::: RECORD LIST
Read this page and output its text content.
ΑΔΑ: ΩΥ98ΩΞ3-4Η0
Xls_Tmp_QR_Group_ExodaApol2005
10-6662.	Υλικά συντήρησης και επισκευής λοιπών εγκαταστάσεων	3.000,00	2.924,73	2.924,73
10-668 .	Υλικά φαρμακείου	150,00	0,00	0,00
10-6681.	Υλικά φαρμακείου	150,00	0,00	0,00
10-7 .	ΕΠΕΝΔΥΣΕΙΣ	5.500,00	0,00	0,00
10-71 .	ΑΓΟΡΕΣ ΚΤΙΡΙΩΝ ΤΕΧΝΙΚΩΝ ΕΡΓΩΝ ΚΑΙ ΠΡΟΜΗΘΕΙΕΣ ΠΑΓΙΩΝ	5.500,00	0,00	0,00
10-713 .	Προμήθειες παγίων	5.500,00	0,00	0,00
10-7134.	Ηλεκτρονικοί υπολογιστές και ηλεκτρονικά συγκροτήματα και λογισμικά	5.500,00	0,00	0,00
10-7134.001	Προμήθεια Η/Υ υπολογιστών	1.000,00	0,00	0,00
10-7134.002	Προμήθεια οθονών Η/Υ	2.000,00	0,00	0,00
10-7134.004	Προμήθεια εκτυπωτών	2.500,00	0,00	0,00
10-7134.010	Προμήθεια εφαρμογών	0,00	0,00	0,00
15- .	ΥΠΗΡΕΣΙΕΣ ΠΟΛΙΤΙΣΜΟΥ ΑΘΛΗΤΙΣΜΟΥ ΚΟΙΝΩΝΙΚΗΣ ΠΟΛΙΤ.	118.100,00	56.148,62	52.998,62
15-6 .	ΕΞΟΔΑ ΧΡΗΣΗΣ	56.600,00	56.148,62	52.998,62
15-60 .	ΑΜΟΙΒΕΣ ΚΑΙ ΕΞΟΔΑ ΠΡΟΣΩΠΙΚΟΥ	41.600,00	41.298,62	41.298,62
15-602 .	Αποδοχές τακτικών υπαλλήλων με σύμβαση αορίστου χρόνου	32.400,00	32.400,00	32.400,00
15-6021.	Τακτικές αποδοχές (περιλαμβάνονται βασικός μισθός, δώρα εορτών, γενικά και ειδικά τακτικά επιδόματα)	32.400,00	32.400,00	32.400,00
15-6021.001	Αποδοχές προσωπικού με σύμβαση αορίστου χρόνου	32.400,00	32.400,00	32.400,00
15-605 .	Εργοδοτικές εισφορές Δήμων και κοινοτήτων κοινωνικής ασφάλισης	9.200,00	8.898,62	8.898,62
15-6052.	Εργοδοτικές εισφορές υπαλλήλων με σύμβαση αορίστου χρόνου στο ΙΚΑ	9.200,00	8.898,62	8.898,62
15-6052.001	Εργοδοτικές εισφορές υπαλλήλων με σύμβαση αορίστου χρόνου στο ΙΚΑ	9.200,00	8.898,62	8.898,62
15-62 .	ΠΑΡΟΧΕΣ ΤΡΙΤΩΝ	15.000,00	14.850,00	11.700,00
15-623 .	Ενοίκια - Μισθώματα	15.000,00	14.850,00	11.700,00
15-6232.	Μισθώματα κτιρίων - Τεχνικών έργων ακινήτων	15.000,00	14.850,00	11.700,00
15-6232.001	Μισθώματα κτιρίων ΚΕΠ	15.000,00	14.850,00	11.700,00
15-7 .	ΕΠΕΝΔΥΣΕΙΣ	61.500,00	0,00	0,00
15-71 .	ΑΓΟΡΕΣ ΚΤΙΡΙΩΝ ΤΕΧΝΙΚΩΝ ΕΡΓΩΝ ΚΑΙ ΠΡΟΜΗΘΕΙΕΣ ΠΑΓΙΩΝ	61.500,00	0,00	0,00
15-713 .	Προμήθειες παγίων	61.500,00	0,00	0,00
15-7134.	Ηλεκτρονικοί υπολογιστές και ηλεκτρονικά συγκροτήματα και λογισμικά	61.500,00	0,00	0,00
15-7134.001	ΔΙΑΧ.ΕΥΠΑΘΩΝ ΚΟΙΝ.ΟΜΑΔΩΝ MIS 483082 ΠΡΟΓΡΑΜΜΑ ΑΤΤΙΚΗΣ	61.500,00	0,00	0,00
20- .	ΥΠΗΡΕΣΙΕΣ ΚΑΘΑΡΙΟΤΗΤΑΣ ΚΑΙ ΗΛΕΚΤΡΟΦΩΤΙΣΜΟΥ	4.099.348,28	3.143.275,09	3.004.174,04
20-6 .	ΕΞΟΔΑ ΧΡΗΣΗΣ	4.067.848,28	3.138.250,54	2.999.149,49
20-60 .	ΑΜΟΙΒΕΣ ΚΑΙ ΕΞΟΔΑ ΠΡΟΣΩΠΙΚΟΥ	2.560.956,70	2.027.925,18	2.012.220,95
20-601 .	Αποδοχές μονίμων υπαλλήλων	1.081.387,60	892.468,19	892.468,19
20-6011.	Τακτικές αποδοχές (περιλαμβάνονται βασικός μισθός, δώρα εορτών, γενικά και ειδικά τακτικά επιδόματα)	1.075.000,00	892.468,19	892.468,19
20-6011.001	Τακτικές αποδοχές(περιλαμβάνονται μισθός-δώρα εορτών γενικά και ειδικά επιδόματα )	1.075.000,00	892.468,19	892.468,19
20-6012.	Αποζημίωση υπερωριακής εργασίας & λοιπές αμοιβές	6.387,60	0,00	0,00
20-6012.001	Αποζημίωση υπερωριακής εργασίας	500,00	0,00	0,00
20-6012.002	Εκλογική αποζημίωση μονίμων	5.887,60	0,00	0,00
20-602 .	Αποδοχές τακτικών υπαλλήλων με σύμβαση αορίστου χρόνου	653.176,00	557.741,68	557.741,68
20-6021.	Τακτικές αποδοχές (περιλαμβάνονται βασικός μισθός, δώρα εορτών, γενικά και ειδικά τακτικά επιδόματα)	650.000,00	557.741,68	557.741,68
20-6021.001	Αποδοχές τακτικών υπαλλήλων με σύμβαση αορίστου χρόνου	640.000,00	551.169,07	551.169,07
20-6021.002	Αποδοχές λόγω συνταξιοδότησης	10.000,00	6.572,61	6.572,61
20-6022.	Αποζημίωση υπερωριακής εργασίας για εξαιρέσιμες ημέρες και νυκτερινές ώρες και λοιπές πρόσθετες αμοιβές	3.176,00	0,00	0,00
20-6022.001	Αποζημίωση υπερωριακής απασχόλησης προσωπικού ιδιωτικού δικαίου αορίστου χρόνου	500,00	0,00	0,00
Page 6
::::::
● YOUR INSTRUCTIONS
All lines of the data above that include the word "μισθός" must be shown.

● REPLY TO THE EXERCISE
15-6021.	Τακτικές αποδοχές (περιλαμβάνονται βασικός μισθός, δώρα εορτών, γενικά και ειδικά τακτικά επιδόματα)	32.400,00	32.400,00	32.400,00
20-6011.	Τακτικές αποδοχές (περιλαμβάνονται βασικός μισθός, δώρα εορτών, γενικά και ειδικά τακτικά επιδόματα)	1.075.000,00	892.468,19	892.468,19
20-6011.001	Τακτικές αποδοχές(περιλαμβάνονται μισθός-δώρα εορτών γενικά και ειδικά επιδόματα )	1.075.000,00	892.468,19	892.468,19
20-6021.	Τακτικές αποδοχές (περιλαμβάνονται βασικός μισθός, δώρα εορτών, γενικά και ειδικά τακτικά επιδόματα)	650.000,00	557.741,68	557.741,68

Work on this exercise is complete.